##### SUPPLIED RECORDS
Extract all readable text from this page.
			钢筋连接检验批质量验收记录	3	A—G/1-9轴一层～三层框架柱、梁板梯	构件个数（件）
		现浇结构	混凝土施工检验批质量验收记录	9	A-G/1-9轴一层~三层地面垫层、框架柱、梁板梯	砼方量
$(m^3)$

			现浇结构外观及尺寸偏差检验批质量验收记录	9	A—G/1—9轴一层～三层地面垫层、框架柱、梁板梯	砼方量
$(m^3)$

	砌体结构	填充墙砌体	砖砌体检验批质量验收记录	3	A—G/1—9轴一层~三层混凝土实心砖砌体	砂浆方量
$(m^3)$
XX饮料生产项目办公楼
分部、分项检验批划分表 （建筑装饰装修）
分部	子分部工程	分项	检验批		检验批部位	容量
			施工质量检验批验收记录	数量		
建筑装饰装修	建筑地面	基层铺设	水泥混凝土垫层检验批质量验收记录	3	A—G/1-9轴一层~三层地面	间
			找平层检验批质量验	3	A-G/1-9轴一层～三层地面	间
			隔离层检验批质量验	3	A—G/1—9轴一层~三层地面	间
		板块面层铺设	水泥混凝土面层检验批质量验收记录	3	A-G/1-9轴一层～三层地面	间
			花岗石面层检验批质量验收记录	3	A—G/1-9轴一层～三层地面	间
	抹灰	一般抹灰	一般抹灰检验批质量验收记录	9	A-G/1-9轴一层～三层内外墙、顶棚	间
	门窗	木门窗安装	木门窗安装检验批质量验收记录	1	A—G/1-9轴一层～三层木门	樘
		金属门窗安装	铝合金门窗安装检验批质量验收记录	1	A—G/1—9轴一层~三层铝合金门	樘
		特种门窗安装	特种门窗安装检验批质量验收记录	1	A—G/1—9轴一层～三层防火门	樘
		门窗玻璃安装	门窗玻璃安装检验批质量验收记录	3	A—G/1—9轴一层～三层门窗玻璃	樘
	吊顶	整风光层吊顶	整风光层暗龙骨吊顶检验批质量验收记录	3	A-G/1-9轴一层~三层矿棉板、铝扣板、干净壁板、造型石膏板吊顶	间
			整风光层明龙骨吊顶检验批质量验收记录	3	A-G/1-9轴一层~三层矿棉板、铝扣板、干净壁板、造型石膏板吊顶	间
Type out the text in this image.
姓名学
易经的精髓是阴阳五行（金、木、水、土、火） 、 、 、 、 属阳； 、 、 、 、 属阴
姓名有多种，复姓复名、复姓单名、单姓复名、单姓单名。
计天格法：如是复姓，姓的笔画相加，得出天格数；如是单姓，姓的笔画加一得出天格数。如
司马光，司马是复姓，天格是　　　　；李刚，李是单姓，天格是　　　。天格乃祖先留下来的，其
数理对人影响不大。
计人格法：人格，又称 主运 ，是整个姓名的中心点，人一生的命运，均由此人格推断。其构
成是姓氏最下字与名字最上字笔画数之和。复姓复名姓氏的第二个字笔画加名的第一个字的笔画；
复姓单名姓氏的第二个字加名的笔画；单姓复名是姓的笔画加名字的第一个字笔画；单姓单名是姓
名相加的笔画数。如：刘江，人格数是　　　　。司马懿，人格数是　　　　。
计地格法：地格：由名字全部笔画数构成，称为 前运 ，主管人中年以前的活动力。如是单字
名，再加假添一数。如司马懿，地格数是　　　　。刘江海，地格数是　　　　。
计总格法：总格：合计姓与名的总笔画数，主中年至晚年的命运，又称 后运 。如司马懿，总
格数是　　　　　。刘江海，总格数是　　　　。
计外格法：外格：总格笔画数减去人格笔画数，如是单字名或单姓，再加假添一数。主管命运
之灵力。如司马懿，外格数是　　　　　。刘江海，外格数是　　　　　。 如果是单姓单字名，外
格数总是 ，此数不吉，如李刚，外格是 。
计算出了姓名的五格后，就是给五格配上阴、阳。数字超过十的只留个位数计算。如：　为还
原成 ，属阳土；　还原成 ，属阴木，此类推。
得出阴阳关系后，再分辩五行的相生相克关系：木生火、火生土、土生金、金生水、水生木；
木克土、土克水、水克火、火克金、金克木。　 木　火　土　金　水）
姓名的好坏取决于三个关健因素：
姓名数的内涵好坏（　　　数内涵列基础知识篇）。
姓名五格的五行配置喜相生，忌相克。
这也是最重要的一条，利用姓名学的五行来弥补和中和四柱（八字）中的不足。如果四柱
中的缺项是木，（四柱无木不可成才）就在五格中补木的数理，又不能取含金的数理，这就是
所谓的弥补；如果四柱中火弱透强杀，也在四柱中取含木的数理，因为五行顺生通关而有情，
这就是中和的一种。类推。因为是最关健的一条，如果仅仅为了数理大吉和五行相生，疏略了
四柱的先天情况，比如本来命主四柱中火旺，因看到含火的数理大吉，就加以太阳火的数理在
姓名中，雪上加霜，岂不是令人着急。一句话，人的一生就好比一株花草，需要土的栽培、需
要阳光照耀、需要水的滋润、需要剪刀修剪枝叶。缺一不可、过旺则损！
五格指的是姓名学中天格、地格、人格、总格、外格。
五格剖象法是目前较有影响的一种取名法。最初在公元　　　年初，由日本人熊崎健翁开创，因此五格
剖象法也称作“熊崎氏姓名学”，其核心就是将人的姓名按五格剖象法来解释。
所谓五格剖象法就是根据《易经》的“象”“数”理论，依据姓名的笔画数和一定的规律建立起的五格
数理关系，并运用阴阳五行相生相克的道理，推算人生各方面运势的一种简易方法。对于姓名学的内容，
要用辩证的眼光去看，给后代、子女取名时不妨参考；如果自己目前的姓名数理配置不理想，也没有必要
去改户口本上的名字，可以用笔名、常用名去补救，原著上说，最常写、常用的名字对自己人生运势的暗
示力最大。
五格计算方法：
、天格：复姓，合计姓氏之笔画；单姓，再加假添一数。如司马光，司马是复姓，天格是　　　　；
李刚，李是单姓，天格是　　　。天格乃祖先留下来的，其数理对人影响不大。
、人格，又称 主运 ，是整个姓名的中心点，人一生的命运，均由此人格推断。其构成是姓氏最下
##########
- WRITTEN EXERCISE
Reproduce each record exactly as it appears.

- TASK RESULT
Extract all readable text from this page.
			钢筋连接检验批质量验收记录	3	A—G/1-9轴一层～三层框架柱、梁板梯	构件个数（件）
		现浇结构	混凝土施工检验批质量验收记录	9	A-G/1-9轴一层~三层地面垫层、框架柱、梁板梯	砼方量
$(m^3)$

			现浇结构外观及尺寸偏差检验批质量验收记录	9	A—G/1—9轴一层～三层地面垫层、框架柱、梁板梯	砼方量
$(m^3)$

	砌体结构	填充墙砌体	砖砌体检验批质量验收记录	3	A—G/1—9轴一层~三层混凝土实心砖砌体	砂浆方量
$(m^3)$
XX饮料生产项目办公楼
分部、分项检验批划分表 （建筑装饰装修）
分部	子分部工程	分项	检验批		检验批部位	容量
			施工质量检验批验收记录	数量		
建筑装饰装修	建筑地面	基层铺设	水泥混凝土垫层检验批质量验收记录	3	A—G/1-9轴一层~三层地面	间
			找平层检验批质量验	3	A-G/1-9轴一层～三层地面	间
			隔离层检验批质量验	3	A—G/1—9轴一层~三层地面	间
		板块面层铺设	水泥混凝土面层检验批质量验收记录	3	A-G/1-9轴一层～三层地面	间
			花岗石面层检验批质量验收记录	3	A—G/1-9轴一层～三层地面	间
	抹灰	一般抹灰	一般抹灰检验批质量验收记录	9	A-G/1-9轴一层～三层内外墙、顶棚	间
	门窗	木门窗安装	木门窗安装检验批质量验收记录	1	A—G/1-9轴一层～三层木门	樘
		金属门窗安装	铝合金门窗安装检验批质量验收记录	1	A—G/1—9轴一层~三层铝合金门	樘
		特种门窗安装	特种门窗安装检验批质量验收记录	1	A—G/1—9轴一层～三层防火门	樘
		门窗玻璃安装	门窗玻璃安装检验批质量验收记录	3	A—G/1—9轴一层～三层门窗玻璃	樘
	吊顶	整风光层吊顶	整风光层暗龙骨吊顶检验批质量验收记录	3	A-G/1-9轴一层~三层矿棉板、铝扣板、干净壁板、造型石膏板吊顶	间
			整风光层明龙骨吊顶检验批质量验收记录	3	A-G/1-9轴一层~三层矿棉板、铝扣板、干净壁板、造型石膏板吊顶	间
Type out the text in this image.
姓名学
易经的精髓是阴阳五行（金、木、水、土、火） 、 、 、 、 属阳； 、 、 、 、 属阴
姓名有多种，复姓复名、复姓单名、单姓复名、单姓单名。
计天格法：如是复姓，姓的笔画相加，得出天格数；如是单姓，姓的笔画加一得出天格数。如
司马光，司马是复姓，天格是　　　　；李刚，李是单姓，天格是　　　。天格乃祖先留下来的，其
数理对人影响不大。
计人格法：人格，又称 主运 ，是整个姓名的中心点，人一生的命运，均由此人格推断。其构
成是姓氏最下字与名字最上字笔画数之和。复姓复名姓氏的第二个字笔画加名的第一个字的笔画；
复姓单名姓氏的第二个字加名的笔画；单姓复名是姓的笔画加名字的第一个字笔画；单姓单名是姓
名相加的笔画数。如：刘江，人格数是　　　　。司马懿，人格数是　　　　。
计地格法：地格：由名字全部笔画数构成，称为 前运 ，主管人中年以前的活动力。如是单字
名，再加假添一数。如司马懿，地格数是　　　　。刘江海，地格数是　　　　。
计总格法：总格：合计姓与名的总笔画数，主中年至晚年的命运，又称 后运 。如司马懿，总
格数是　　　　　。刘江海，总格数是　　　　。
计外格法：外格：总格笔画数减去人格笔画数，如是单字名或单姓，再加假添一数。主管命运
之灵力。如司马懿，外格数是　　　　　。刘江海，外格数是　　　　　。 如果是单姓单字名，外
格数总是 ，此数不吉，如李刚，外格是 。
计算出了姓名的五格后，就是给五格配上阴、阳。数字超过十的只留个位数计算。如：　为还
原成 ，属阳土；　还原成 ，属阴木，此类推。
得出阴阳关系后，再分辩五行的相生相克关系：木生火、火生土、土生金、金生水、水生木；
木克土、土克水、水克火、火克金、金克木。　 木　火　土　金　水）
姓名的好坏取决于三个关健因素：
姓名数的内涵好坏（　　　数内涵列基础知识篇）。
姓名五格的五行配置喜相生，忌相克。
这也是最重要的一条，利用姓名学的五行来弥补和中和四柱（八字）中的不足。如果四柱
中的缺项是木，（四柱无木不可成才）就在五格中补木的数理，又不能取含金的数理，这就是
所谓的弥补；如果四柱中火弱透强杀，也在四柱中取含木的数理，因为五行顺生通关而有情，
这就是中和的一种。类推。因为是最关健的一条，如果仅仅为了数理大吉和五行相生，疏略了
四柱的先天情况，比如本来命主四柱中火旺，因看到含火的数理大吉，就加以太阳火的数理在
姓名中，雪上加霜，岂不是令人着急。一句话，人的一生就好比一株花草，需要土的栽培、需
要阳光照耀、需要水的滋润、需要剪刀修剪枝叶。缺一不可、过旺则损！
五格指的是姓名学中天格、地格、人格、总格、外格。
五格剖象法是目前较有影响的一种取名法。最初在公元　　　年初，由日本人熊崎健翁开创，因此五格
剖象法也称作“熊崎氏姓名学”，其核心就是将人的姓名按五格剖象法来解释。
所谓五格剖象法就是根据《易经》的“象”“数”理论，依据姓名的笔画数和一定的规律建立起的五格
数理关系，并运用阴阳五行相生相克的道理，推算人生各方面运势的一种简易方法。对于姓名学的内容，
要用辩证的眼光去看，给后代、子女取名时不妨参考；如果自己目前的姓名数理配置不理想，也没有必要
去改户口本上的名字，可以用笔名、常用名去补救，原著上说，最常写、常用的名字对自己人生运势的暗
示力最大。
五格计算方法：
、天格：复姓，合计姓氏之笔画；单姓，再加假添一数。如司马光，司马是复姓，天格是　　　　；
李刚，李是单姓，天格是　　　。天格乃祖先留下来的，其数理对人影响不大。
、人格，又称 主运 ，是整个姓名的中心点，人一生的命运，均由此人格推断。其构成是姓氏最下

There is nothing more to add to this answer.